▸ WRITTEN PROBLEM 1: In the Bohr's theory problem, what fraction of the potential energy is the total energy E said to be?
▸ WRITTEN PROBLEM 2: Please list every answer choice offered in the Bohr's theory problem.

▸ READING PASSAGE:
** START **

Suppose the potential energy between electron  and  proton at a distance $r$  is given by  $-\frac{K{e}^2}{3r^3}$ . If  $m$  be the mass of electron, then application of Bohr’s theory to hydrogen atom in this case shows that 
1) energy in the $n^{th}$  orbit is proportional to  $n^6$
2) energy is proportional to $m^{-3}$  
3) energy the  $n^{th}$  orbit is proportional to  $n^{-2}$
4) energy is proportional to  $m^3$

Since,  $\left|F\right|=\frac{dU}{dr}=\frac{K{e}^2}{r^4}\mathrm{...........}\left(1\right)$
 $\Rightarrow \frac{K{e}^2}{r^4}=\frac{m{\upsilon }^2}{r}\mathrm{............}\left(2\right)$
According to Bohr’s Quantisation Rule,  we have
$m\upsilon r=\frac{nh}{2\pi }$        ………….. (3)
From (2) and (3), we get 
$r=\left(\frac{4{\pi }^2{e}^{2}K}{h^2}\right)\frac{m}{n^2}=K_1\left(\frac{m}{n^2}\right)$       …………. (4)
Since total energy E is half the potential energy, so we have 
 $E=-\frac{K{e}^2}{6r^3}=-\frac{K{e}^2}{6{\left(\frac{K_{1}m}{n^2}\right)}^3}=-\frac{K{e}^2{n}^6}{6K_1^3{m}^3}$
So, total energy is $E\propto n^6$  and  $E\propto m^{-3}$

** END **

(Layout element entries)
** START **

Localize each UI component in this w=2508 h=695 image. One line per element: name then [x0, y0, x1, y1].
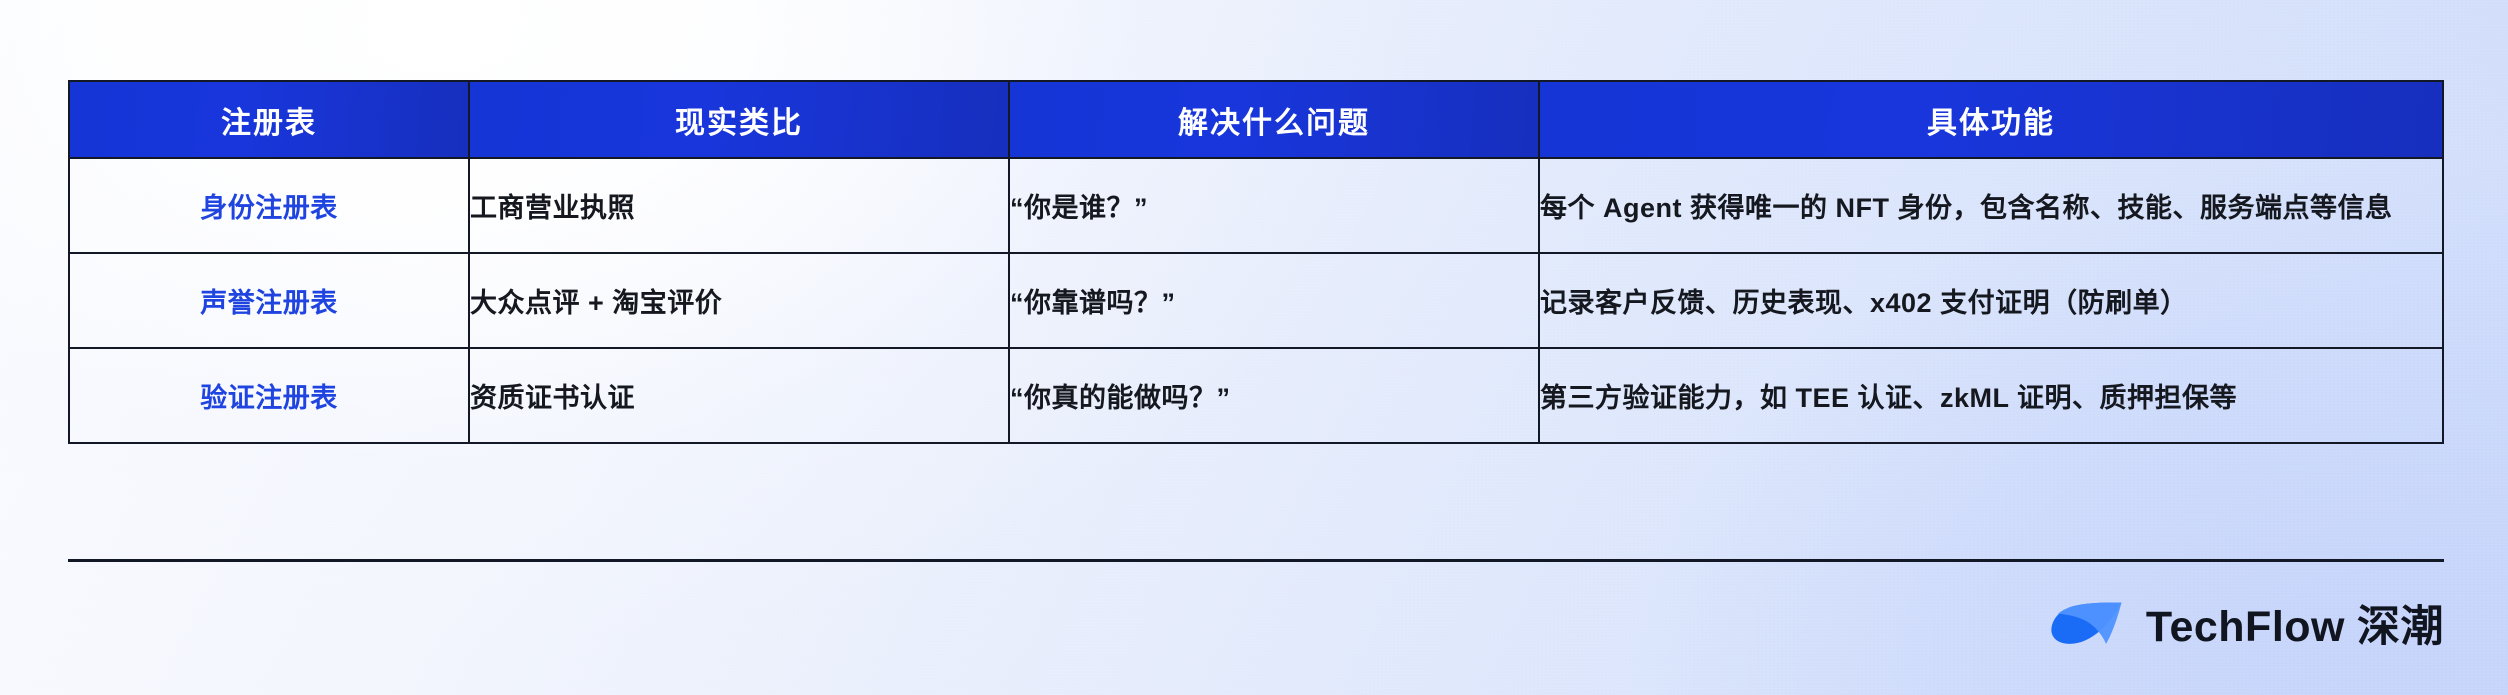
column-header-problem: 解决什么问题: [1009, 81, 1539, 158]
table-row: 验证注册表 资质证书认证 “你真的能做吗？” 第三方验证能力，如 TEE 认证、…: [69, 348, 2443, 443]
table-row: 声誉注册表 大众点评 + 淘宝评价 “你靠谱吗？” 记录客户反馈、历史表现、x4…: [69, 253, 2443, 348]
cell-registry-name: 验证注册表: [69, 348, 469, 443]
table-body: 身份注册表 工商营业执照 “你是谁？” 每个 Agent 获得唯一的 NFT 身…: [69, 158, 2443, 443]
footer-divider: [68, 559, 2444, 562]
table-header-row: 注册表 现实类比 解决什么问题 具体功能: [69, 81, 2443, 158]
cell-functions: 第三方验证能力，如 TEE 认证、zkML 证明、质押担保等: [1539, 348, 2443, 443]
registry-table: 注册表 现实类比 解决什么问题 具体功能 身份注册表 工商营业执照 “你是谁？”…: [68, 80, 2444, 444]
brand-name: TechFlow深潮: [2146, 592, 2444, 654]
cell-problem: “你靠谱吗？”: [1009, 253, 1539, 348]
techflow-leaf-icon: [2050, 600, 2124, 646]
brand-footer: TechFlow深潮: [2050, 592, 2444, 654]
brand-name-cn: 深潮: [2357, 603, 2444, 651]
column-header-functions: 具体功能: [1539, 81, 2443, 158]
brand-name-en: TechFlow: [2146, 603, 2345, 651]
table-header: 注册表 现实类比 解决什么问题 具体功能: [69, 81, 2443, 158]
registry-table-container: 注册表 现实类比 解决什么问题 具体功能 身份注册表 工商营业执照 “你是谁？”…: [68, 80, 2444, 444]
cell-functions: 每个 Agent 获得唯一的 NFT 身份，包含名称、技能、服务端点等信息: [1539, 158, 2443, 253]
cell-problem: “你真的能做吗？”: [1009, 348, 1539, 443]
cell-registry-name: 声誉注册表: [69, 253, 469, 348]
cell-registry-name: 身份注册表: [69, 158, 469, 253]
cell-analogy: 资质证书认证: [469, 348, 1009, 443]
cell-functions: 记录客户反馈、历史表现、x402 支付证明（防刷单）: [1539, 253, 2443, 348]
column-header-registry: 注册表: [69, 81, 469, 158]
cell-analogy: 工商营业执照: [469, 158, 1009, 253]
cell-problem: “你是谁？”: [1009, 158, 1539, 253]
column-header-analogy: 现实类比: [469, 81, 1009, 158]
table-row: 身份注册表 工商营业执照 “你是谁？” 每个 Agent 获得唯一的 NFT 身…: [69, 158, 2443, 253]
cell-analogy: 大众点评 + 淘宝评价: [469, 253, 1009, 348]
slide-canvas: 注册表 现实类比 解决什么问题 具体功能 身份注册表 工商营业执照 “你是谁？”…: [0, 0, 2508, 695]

** END **
** START **

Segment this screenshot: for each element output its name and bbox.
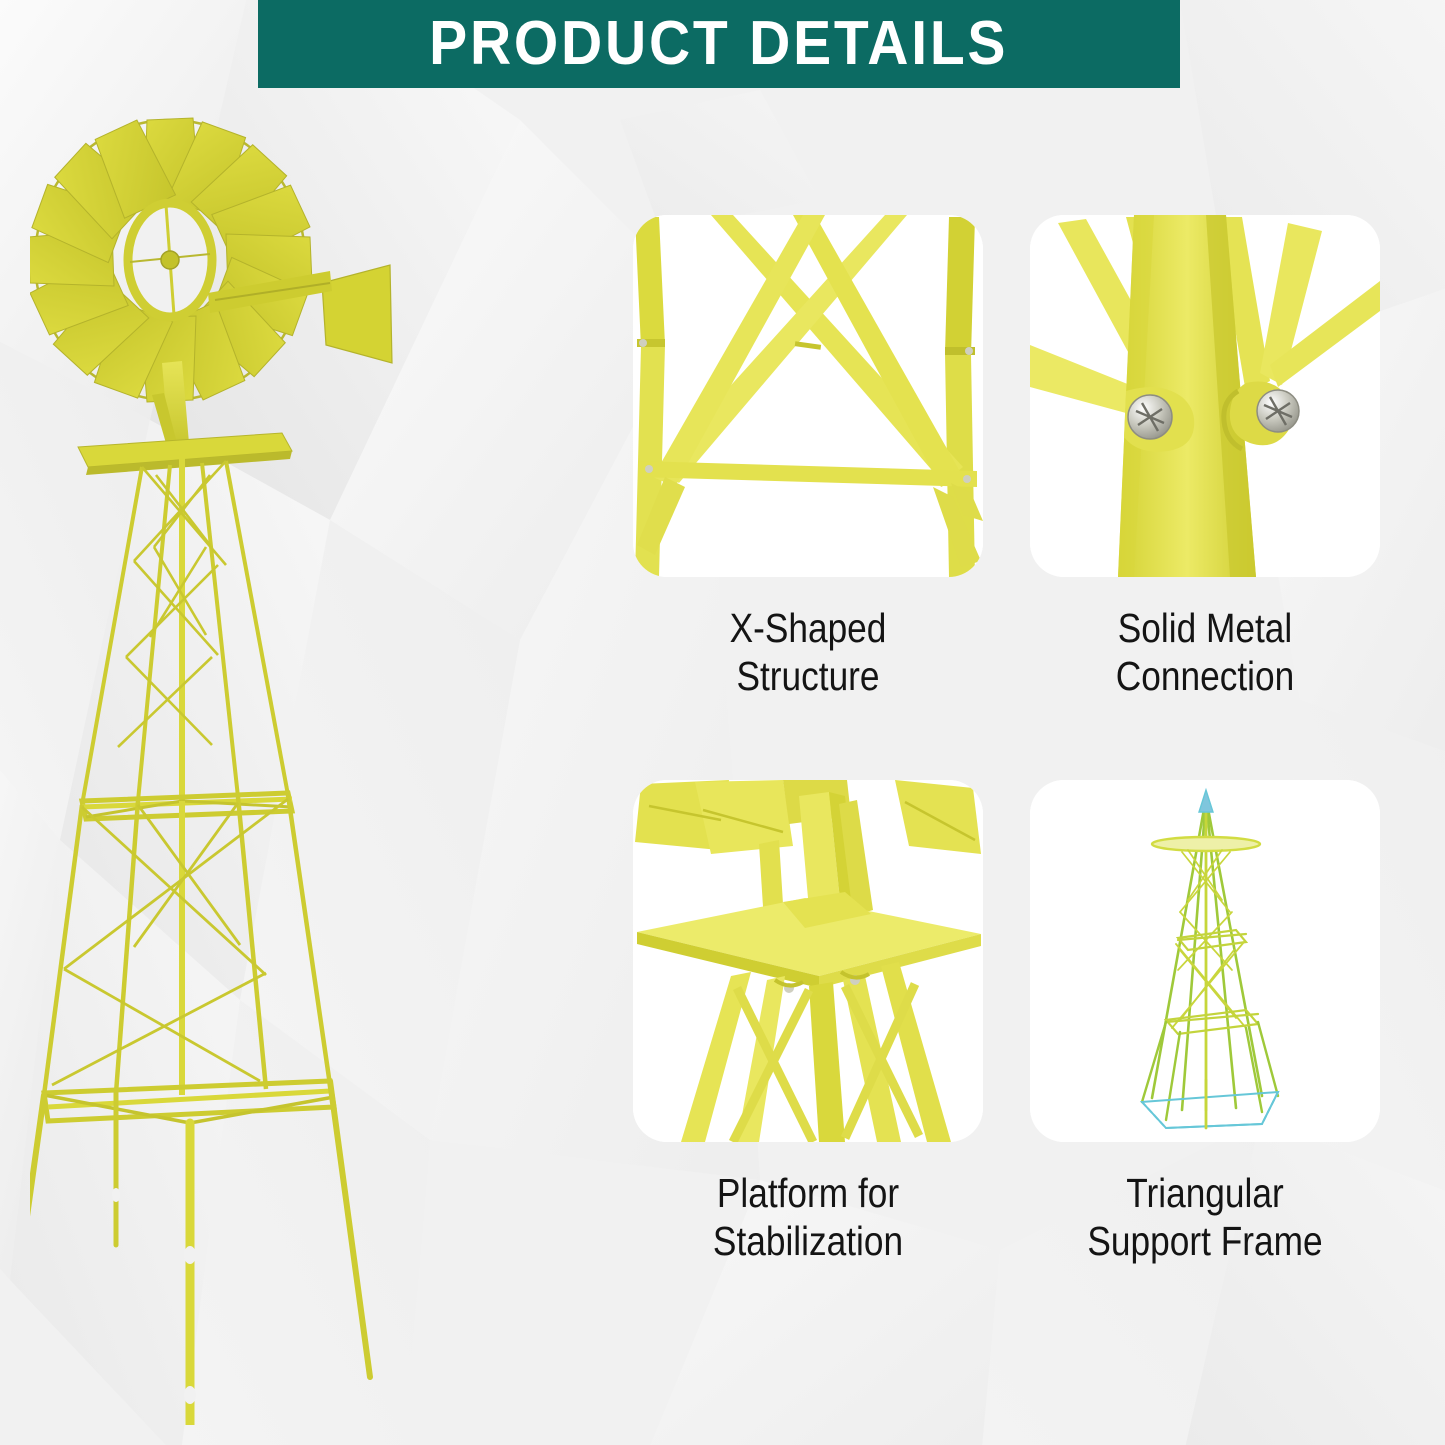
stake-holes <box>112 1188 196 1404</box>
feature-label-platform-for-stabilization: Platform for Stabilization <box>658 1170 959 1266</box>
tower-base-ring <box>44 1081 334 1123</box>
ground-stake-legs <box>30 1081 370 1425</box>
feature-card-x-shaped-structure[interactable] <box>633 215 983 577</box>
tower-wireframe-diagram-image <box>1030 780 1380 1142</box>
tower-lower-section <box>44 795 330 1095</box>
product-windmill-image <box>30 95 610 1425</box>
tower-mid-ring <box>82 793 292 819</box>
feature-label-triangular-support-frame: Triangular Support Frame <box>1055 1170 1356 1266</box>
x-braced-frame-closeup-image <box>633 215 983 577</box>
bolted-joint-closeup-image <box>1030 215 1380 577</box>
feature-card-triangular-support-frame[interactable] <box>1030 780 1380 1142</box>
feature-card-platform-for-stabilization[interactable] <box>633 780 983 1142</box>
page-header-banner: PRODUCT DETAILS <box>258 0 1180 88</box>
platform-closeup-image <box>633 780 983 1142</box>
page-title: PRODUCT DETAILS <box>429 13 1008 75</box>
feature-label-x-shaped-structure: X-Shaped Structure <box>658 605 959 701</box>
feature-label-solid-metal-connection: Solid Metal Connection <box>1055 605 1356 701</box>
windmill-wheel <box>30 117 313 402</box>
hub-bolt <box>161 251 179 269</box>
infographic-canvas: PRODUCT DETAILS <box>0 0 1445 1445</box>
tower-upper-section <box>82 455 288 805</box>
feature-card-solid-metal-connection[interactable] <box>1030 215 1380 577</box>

** END **

▸ FINAL RESULT 1: Half

▸ FINAL RESULT 2:
1) energy in the nth orbit is proportional to n⁶
2) energy is proportional to m⁻³
3) energy the nth orbit is proportional to n⁻²
4) energy is proportional to m³